Find and return each line containing "inequality".

>> begin

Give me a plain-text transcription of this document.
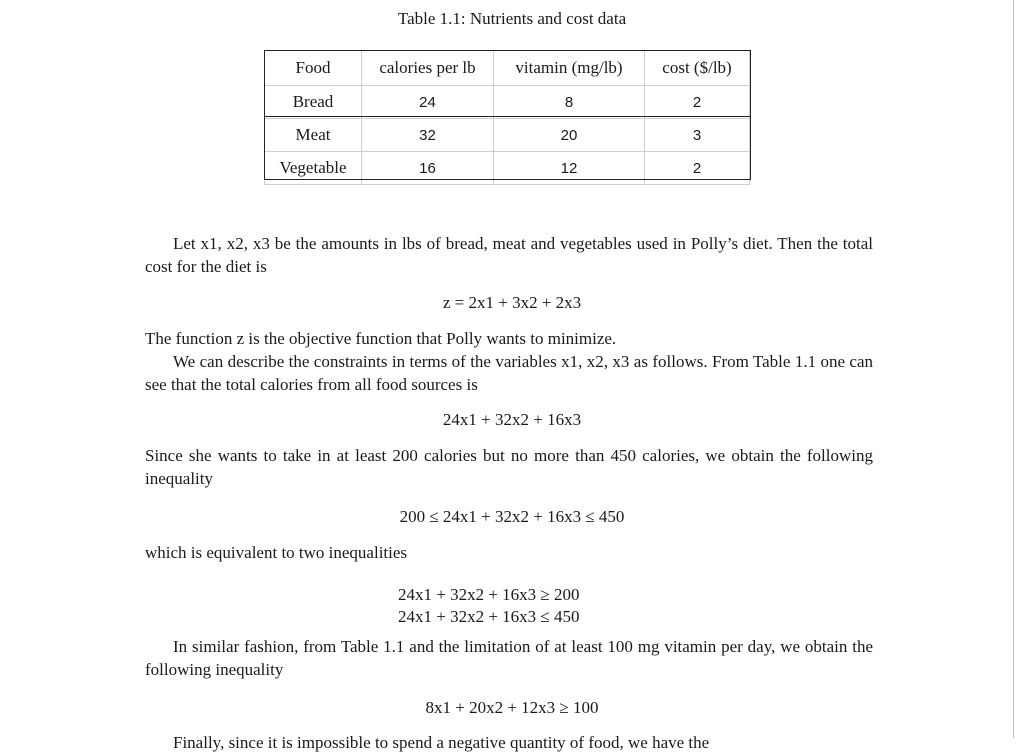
Table 1.1: Nutrients and cost data
Food	calories per lb	vitamin (mg/lb)	cost ($/lb)
Bread	24	8	2
Meat	32	20	3
Vegetable	16	12	2
Let x1, x2, x3 be the amounts in lbs of bread, meat and vegetables used in Polly’s diet. Then the total cost for the diet is
z = 2x1 + 3x2 + 2x3
The function z is the objective function that Polly wants to minimize.
We can describe the constraints in terms of the variables x1, x2, x3 as follows. From Table 1.1 one can see that the total calories from all food sources is
24x1 + 32x2 + 16x3
Since she wants to take in at least 200 calories but no more than 450 calories, we obtain the following inequality
200 ≤ 24x1 + 32x2 + 16x3 ≤ 450
which is equivalent to two inequalities
24x1 + 32x2 + 16x3 ≥ 200
24x1 + 32x2 + 16x3 ≤ 450
In similar fashion, from Table 1.1 and the limitation of at least 100 mg vitamin per day, we obtain the following inequality
8x1 + 20x2 + 12x3 ≥ 100
Finally, since it is impossible to spend a negative quantity of food, we have the
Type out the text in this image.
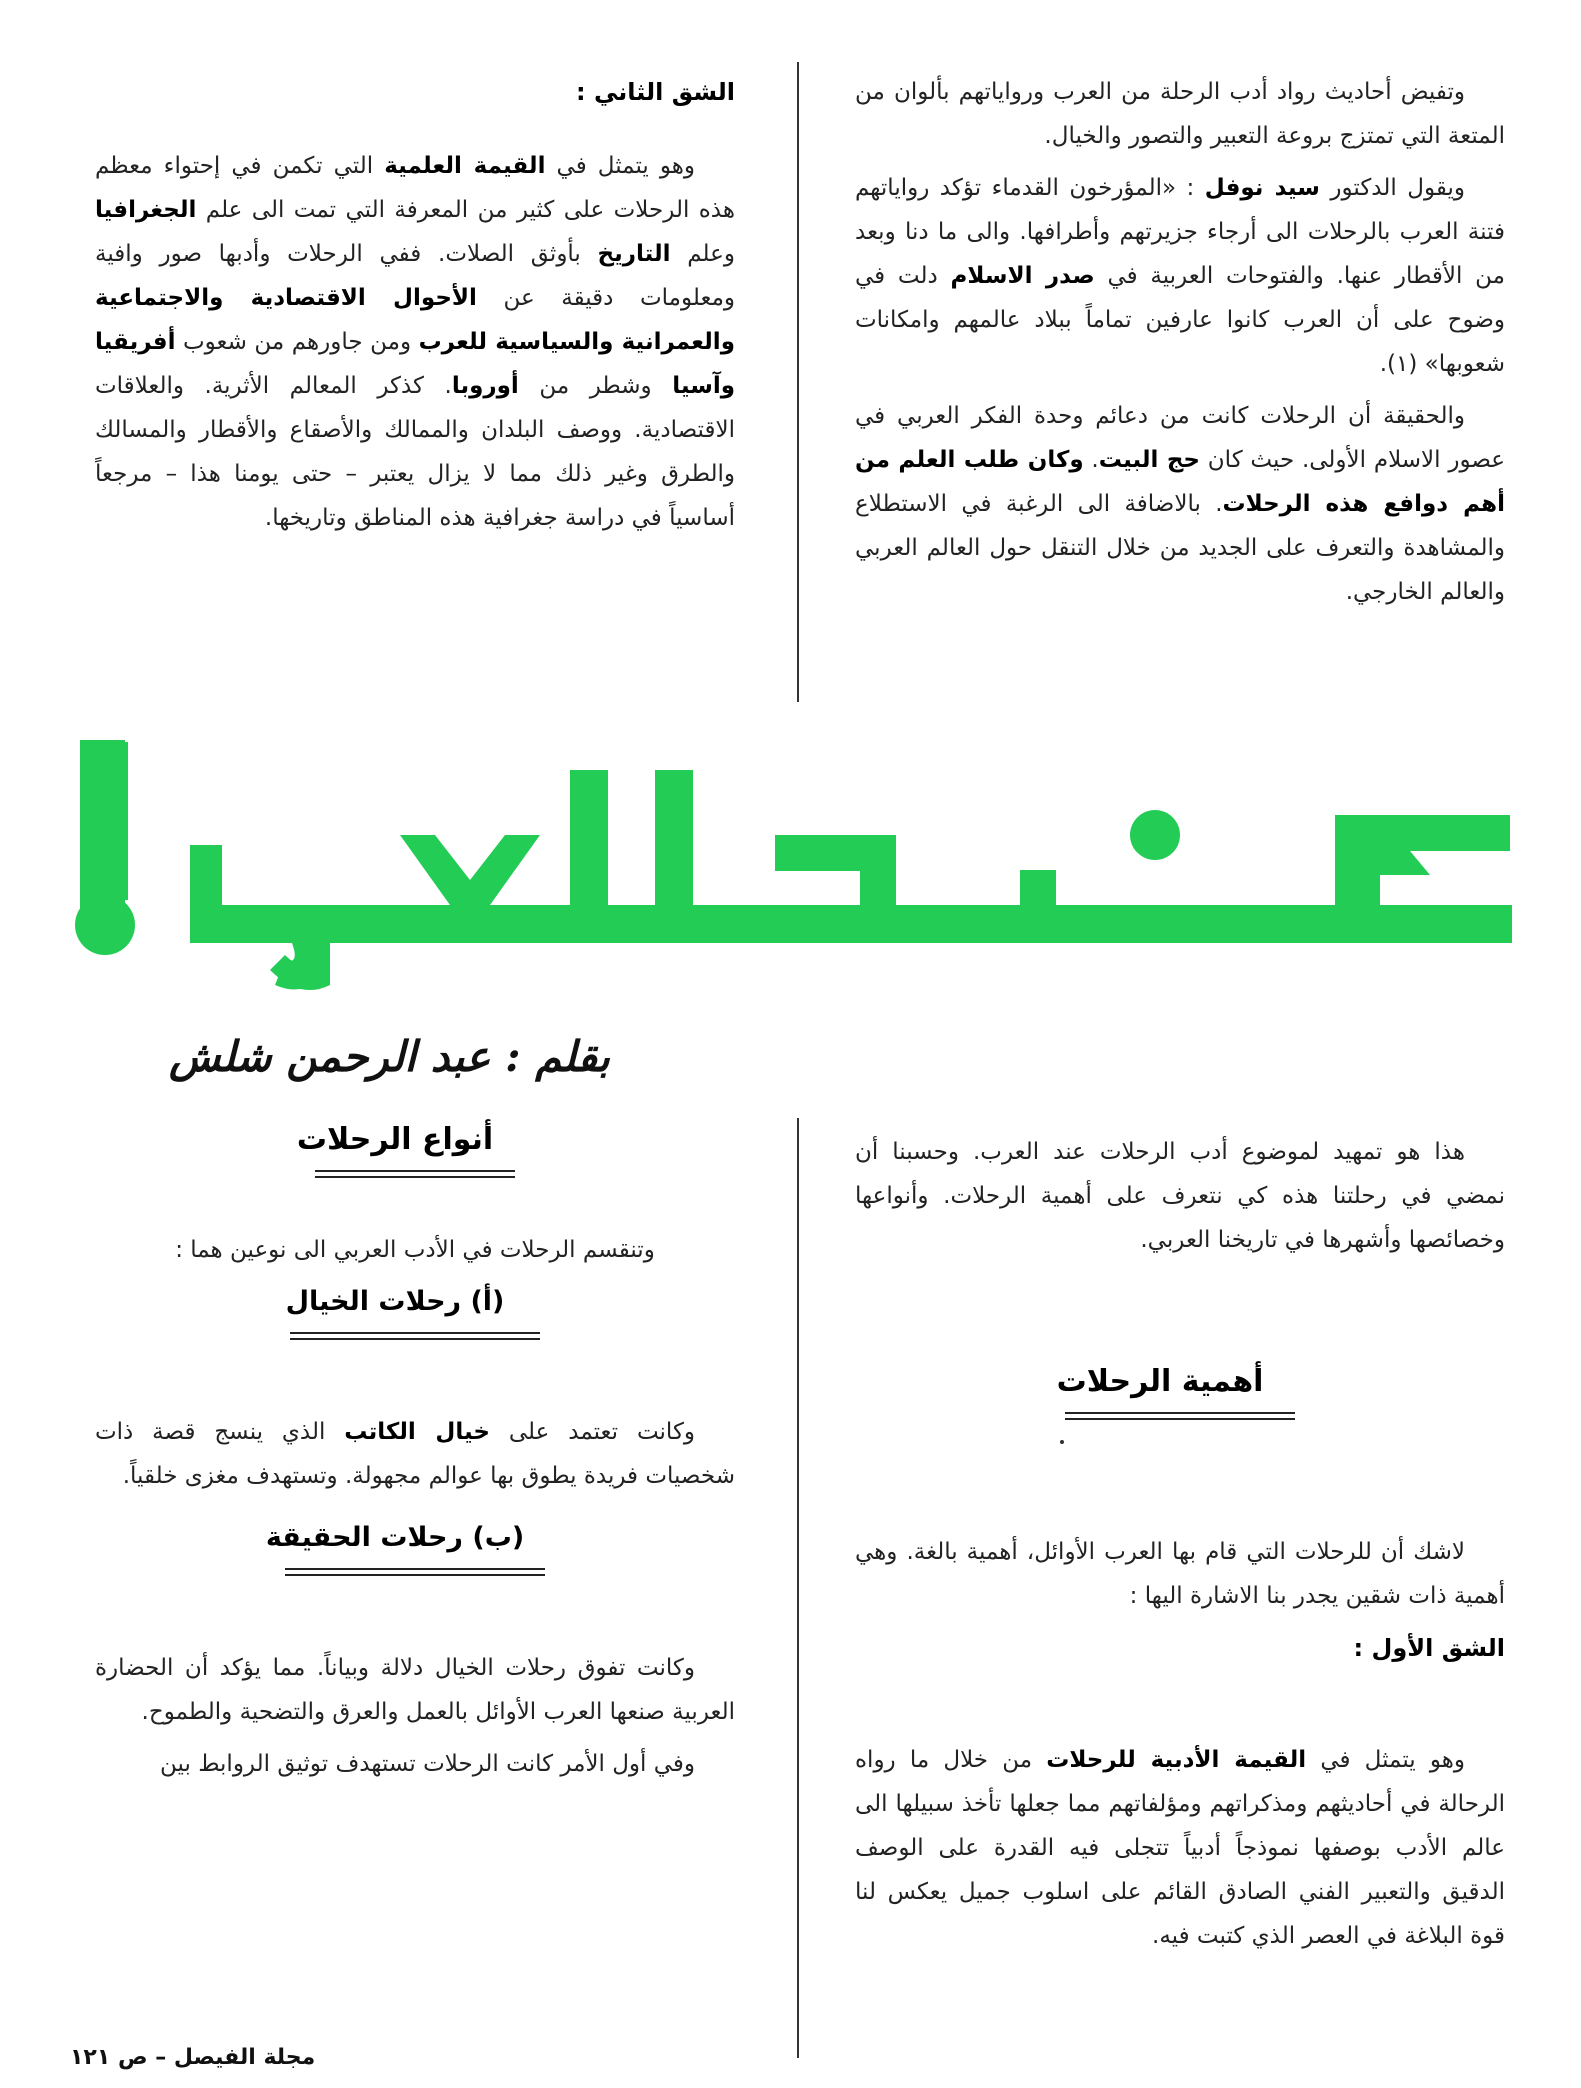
وتفيض أحاديث رواد أدب الرحلة من العرب ورواياتهم بألوان من المتعة التي تمتزج بروعة التعبير والتصور والخيال.

ويقول الدكتور سيد نوفل : «المؤرخون القدماء تؤكد رواياتهم فتنة العرب بالرحلات الى أرجاء جزيرتهم وأطرافها. والى ما دنا وبعد من الأقطار عنها. والفتوحات العربية في صدر الاسلام دلت في وضوح على أن العرب كانوا عارفين تماماً ببلاد عالمهم وامكانات شعوبها» (١).

والحقيقة أن الرحلات كانت من دعائم وحدة الفكر العربي في عصور الاسلام الأولى. حيث كان حج البيت. وكان طلب العلم من أهم دوافع هذه الرحلات. بالاضافة الى الرغبة في الاستطلاع والمشاهدة والتعرف على الجديد من خلال التنقل حول العالم العربي والعالم الخارجي.

الشق الثاني :

وهو يتمثل في القيمة العلمية التي تكمن في إحتواء معظم هذه الرحلات على كثير من المعرفة التي تمت الى علم الجغرافيا وعلم التاريخ بأوثق الصلات. ففي الرحلات وأدبها صور وافية ومعلومات دقيقة عن الأحوال الاقتصادية والاجتماعية والعمرانية والسياسية للعرب ومن جاورهم من شعوب أفريقيا وآسيا وشطر من أوروبا. كذكر المعالم الأثرية. والعلاقات الاقتصادية. ووصف البلدان والممالك والأصقاع والأقطار والمسالك والطرق وغير ذلك مما لا يزال يعتبر – حتى يومنا هذا – مرجعاً أساسياً في دراسة جغرافية هذه المناطق وتاريخها.

بقلم : عبد الرحمن شلش

هذا هو تمهيد لموضوع أدب الرحلات عند العرب. وحسبنا أن نمضي في رحلتنا هذه كي نتعرف على أهمية الرحلات. وأنواعها وخصائصها وأشهرها في تاريخنا العربي.

أهمية الرحلات

لاشك أن للرحلات التي قام بها العرب الأوائل، أهمية بالغة. وهي أهمية ذات شقين يجدر بنا الاشارة اليها :

الشق الأول :

وهو يتمثل في القيمة الأدبية للرحلات من خلال ما رواه الرحالة في أحاديثهم ومذكراتهم ومؤلفاتهم مما جعلها تأخذ سبيلها الى عالم الأدب بوصفها نموذجاً أدبياً تتجلى فيه القدرة على الوصف الدقيق والتعبير الفني الصادق القائم على اسلوب جميل يعكس لنا قوة البلاغة في العصر الذي كتبت فيه.

أنواع الرحلات

وتنقسم الرحلات في الأدب العربي الى نوعين هما :

(أ) رحلات الخيال

وكانت تعتمد على خيال الكاتب الذي ينسج قصة ذات شخصيات فريدة يطوق بها عوالم مجهولة. وتستهدف مغزى خلقياً.

(ب) رحلات الحقيقة

وكانت تفوق رحلات الخيال دلالة وبياناً. مما يؤكد أن الحضارة العربية صنعها العرب الأوائل بالعمل والعرق والتضحية والطموح.

وفي أول الأمر كانت الرحلات تستهدف توثيق الروابط بين

مجلة الفيصل – ص ١٢١
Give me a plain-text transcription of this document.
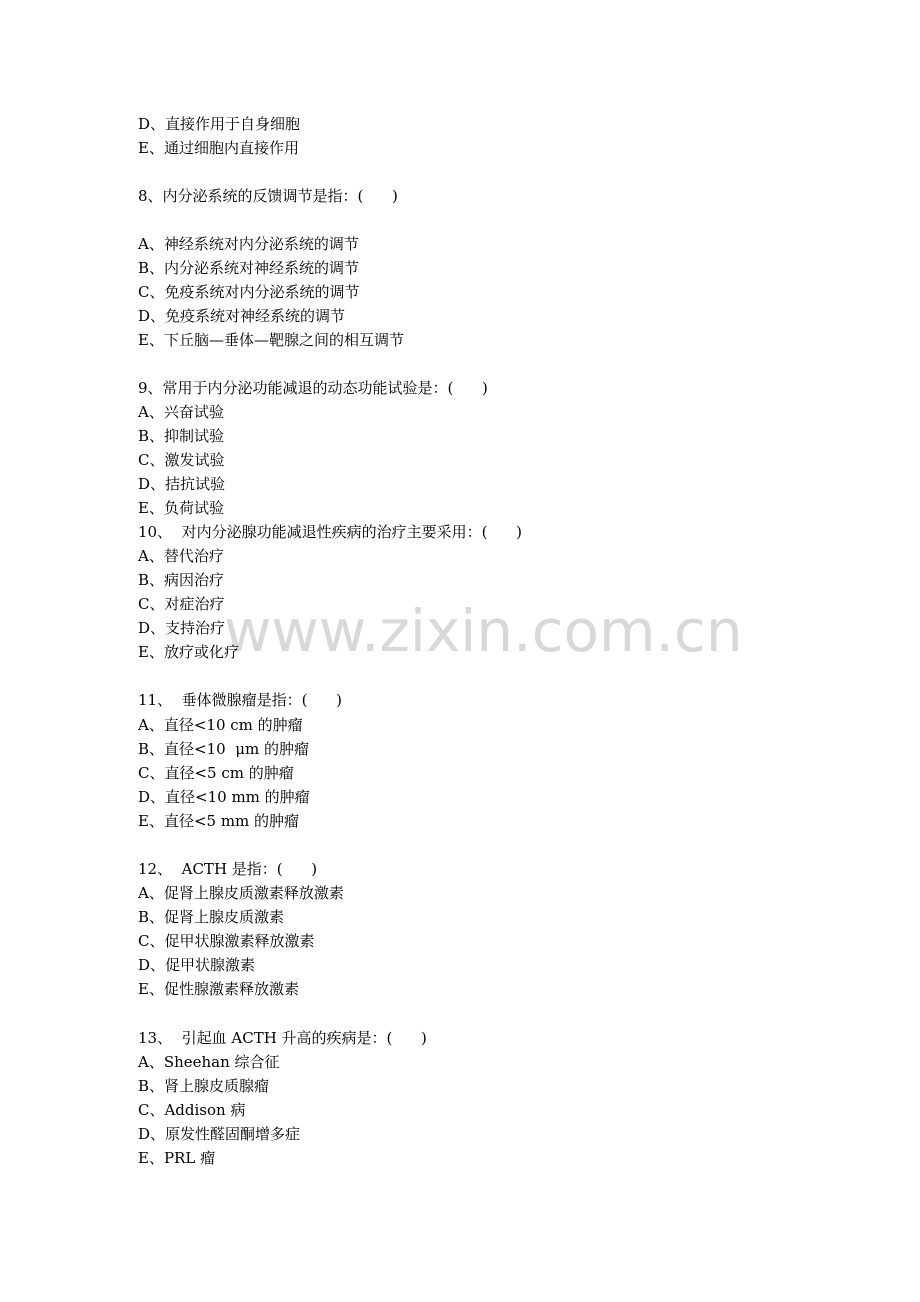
www.zixin.com.cn
D、直接作用于自身细胞
E、通过细胞内直接作用
8、内分泌系统的反馈调节是指：(      )
A、神经系统对内分泌系统的调节
B、内分泌系统对神经系统的调节
C、免疫系统对内分泌系统的调节
D、免疫系统对神经系统的调节
E、下丘脑—垂体—靶腺之间的相互调节
9、常用于内分泌功能减退的动态功能试验是：(      )
A、兴奋试验
B、抑制试验
C、激发试验
D、拮抗试验
E、负荷试验
10、  对内分泌腺功能减退性疾病的治疗主要采用：(      )
A、替代治疗
B、病因治疗
C、对症治疗
D、支持治疗
E、放疗或化疗
11、  垂体微腺瘤是指：(      )
A、直径<10 cm 的肿瘤
B、直径<10  μm 的肿瘤
C、直径<5 cm 的肿瘤
D、直径<10 mm 的肿瘤
E、直径<5 mm 的肿瘤
12、  ACTH 是指：(      )
A、促肾上腺皮质激素释放激素
B、促肾上腺皮质激素
C、促甲状腺激素释放激素
D、促甲状腺激素
E、促性腺激素释放激素
13、  引起血 ACTH 升高的疾病是：(      )
A、Sheehan 综合征
B、肾上腺皮质腺瘤
C、Addison 病
D、原发性醛固酮增多症
E、PRL 瘤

>> end

→ **REPLY TO THE EXERCISE**
Since she wants to take in at least 200 calories but no more than 450 calories, we obtain the following inequality
In similar fashion, from Table 1.1 and the limitation of at least 100 mg vitamin per day, we obtain the following inequality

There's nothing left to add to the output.